• Work instructions
The required output is the line containing "Give me a plain-text" through the final line of the material below, printed exactly, with no other lines.

• Data to process
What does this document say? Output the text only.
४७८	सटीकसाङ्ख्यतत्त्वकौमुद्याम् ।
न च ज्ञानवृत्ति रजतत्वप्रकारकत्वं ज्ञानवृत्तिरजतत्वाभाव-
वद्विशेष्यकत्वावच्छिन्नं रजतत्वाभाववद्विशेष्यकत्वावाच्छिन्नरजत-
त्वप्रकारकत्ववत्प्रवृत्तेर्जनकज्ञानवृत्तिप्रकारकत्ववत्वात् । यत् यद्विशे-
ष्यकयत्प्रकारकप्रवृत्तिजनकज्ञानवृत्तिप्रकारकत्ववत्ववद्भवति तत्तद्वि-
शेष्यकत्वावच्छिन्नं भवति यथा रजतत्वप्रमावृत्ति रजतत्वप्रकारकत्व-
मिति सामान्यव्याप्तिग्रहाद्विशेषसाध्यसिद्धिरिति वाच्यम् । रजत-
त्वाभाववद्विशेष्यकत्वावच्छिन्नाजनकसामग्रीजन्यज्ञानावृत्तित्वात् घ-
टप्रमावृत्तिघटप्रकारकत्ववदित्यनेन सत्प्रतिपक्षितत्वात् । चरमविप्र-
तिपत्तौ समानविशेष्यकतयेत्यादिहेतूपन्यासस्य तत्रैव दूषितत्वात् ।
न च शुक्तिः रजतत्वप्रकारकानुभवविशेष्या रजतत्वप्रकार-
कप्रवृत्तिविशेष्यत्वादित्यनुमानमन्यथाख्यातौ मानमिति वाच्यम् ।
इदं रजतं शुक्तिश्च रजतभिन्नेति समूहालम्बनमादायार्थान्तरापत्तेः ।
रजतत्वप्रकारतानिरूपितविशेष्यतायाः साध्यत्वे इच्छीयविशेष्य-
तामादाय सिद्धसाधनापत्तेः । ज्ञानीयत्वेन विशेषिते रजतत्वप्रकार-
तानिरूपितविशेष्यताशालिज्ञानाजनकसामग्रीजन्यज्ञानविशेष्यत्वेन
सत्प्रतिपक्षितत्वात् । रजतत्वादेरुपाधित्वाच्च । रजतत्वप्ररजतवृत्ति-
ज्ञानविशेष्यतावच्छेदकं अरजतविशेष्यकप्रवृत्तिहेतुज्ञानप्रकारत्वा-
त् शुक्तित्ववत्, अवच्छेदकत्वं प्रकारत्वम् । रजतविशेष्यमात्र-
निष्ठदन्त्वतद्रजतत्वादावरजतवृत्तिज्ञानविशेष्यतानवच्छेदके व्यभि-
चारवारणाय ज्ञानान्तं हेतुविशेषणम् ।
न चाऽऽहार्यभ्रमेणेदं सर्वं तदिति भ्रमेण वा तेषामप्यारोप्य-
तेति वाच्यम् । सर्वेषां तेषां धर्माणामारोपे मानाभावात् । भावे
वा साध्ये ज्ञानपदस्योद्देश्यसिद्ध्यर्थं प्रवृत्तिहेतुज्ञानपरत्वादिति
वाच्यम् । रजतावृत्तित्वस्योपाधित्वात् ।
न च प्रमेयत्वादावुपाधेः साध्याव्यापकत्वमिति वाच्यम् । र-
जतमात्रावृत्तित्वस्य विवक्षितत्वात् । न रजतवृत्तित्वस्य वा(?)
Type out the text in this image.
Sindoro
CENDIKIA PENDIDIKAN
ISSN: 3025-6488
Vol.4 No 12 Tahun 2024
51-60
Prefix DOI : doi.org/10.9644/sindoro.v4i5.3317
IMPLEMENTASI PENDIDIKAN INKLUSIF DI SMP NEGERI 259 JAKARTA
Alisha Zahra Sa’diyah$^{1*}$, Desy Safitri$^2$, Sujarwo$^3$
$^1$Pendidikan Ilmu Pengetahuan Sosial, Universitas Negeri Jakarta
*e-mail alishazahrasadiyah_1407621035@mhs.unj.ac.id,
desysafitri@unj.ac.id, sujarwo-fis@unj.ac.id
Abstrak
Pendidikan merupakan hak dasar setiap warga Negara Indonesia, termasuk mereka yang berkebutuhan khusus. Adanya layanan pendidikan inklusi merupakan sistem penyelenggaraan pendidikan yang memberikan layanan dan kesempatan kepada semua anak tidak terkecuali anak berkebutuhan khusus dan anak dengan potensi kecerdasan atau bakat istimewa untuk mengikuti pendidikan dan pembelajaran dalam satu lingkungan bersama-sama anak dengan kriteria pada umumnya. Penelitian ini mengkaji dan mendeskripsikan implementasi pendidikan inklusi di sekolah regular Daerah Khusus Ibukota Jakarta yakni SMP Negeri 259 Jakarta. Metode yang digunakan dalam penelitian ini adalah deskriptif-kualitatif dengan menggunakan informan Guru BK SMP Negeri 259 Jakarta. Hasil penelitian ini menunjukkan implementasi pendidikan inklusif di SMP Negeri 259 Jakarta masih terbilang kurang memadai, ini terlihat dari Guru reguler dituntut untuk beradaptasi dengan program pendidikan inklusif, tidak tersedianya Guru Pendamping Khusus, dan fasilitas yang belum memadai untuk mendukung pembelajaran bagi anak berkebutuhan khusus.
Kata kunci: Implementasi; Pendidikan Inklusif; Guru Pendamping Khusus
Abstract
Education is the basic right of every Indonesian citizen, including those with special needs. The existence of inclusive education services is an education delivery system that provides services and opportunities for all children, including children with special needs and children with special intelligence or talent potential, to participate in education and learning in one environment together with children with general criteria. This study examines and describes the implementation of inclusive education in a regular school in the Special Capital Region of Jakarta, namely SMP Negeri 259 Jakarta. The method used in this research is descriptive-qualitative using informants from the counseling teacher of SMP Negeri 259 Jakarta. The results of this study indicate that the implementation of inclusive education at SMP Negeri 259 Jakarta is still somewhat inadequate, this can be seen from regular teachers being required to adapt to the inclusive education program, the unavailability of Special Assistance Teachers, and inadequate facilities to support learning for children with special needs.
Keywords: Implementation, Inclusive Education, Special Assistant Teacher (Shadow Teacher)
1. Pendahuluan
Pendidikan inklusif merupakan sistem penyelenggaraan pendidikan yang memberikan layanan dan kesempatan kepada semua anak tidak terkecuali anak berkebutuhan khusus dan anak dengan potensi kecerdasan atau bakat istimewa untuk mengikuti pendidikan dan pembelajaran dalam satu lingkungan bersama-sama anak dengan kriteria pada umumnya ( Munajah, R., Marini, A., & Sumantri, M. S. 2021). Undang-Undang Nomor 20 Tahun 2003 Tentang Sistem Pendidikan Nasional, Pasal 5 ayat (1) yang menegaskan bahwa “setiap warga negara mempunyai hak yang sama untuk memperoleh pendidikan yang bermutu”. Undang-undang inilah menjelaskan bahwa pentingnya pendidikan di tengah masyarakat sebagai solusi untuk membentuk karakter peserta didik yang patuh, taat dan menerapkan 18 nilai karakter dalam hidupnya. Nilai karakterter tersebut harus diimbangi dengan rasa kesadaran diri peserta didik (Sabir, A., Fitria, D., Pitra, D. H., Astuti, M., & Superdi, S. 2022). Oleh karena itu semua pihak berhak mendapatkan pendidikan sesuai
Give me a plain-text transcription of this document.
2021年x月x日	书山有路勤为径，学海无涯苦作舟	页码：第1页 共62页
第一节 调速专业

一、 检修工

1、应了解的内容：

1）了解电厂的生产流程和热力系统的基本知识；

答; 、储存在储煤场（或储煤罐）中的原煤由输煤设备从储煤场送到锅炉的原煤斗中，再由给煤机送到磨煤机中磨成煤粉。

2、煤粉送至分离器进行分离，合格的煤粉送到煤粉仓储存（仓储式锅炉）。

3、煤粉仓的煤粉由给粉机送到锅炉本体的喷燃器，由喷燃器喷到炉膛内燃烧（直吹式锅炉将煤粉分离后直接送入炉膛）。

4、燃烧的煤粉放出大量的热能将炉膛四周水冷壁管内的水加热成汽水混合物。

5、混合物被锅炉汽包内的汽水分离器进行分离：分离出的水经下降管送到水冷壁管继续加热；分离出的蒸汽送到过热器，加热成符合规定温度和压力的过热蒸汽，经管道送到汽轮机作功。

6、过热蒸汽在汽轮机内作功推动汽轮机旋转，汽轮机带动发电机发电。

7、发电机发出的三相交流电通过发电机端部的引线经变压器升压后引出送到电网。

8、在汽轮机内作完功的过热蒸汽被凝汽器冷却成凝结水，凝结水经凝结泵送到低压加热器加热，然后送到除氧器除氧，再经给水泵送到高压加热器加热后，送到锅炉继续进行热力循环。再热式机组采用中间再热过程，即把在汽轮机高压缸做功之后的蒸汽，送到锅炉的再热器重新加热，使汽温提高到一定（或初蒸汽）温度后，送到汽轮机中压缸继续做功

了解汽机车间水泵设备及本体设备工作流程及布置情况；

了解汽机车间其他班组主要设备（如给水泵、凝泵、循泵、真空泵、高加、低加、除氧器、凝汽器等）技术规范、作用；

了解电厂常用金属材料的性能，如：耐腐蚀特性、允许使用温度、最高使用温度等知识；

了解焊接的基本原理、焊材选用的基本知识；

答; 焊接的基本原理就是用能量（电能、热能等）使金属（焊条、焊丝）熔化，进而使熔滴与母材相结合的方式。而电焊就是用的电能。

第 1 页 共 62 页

• Solution to this problem
Give me a plain-text transcription of this document.
2021年x月x日	书山有路勤为径，学海无涯苦作舟	页码：第1页 共62页
第一节 调速专业

一、 检修工

1、应了解的内容：

1）了解电厂的生产流程和热力系统的基本知识；

答; 、储存在储煤场（或储煤罐）中的原煤由输煤设备从储煤场送到锅炉的原煤斗中，再由给煤机送到磨煤机中磨成煤粉。

2、煤粉送至分离器进行分离，合格的煤粉送到煤粉仓储存（仓储式锅炉）。

3、煤粉仓的煤粉由给粉机送到锅炉本体的喷燃器，由喷燃器喷到炉膛内燃烧（直吹式锅炉将煤粉分离后直接送入炉膛）。

4、燃烧的煤粉放出大量的热能将炉膛四周水冷壁管内的水加热成汽水混合物。

5、混合物被锅炉汽包内的汽水分离器进行分离：分离出的水经下降管送到水冷壁管继续加热；分离出的蒸汽送到过热器，加热成符合规定温度和压力的过热蒸汽，经管道送到汽轮机作功。

6、过热蒸汽在汽轮机内作功推动汽轮机旋转，汽轮机带动发电机发电。

7、发电机发出的三相交流电通过发电机端部的引线经变压器升压后引出送到电网。

8、在汽轮机内作完功的过热蒸汽被凝汽器冷却成凝结水，凝结水经凝结泵送到低压加热器加热，然后送到除氧器除氧，再经给水泵送到高压加热器加热后，送到锅炉继续进行热力循环。再热式机组采用中间再热过程，即把在汽轮机高压缸做功之后的蒸汽，送到锅炉的再热器重新加热，使汽温提高到一定（或初蒸汽）温度后，送到汽轮机中压缸继续做功

了解汽机车间水泵设备及本体设备工作流程及布置情况；

了解汽机车间其他班组主要设备（如给水泵、凝泵、循泵、真空泵、高加、低加、除氧器、凝汽器等）技术规范、作用；

了解电厂常用金属材料的性能，如：耐腐蚀特性、允许使用温度、最高使用温度等知识；

了解焊接的基本原理、焊材选用的基本知识；

答; 焊接的基本原理就是用能量（电能、热能等）使金属（焊条、焊丝）熔化，进而使熔滴与母材相结合的方式。而电焊就是用的电能。

第 1 页 共 62 页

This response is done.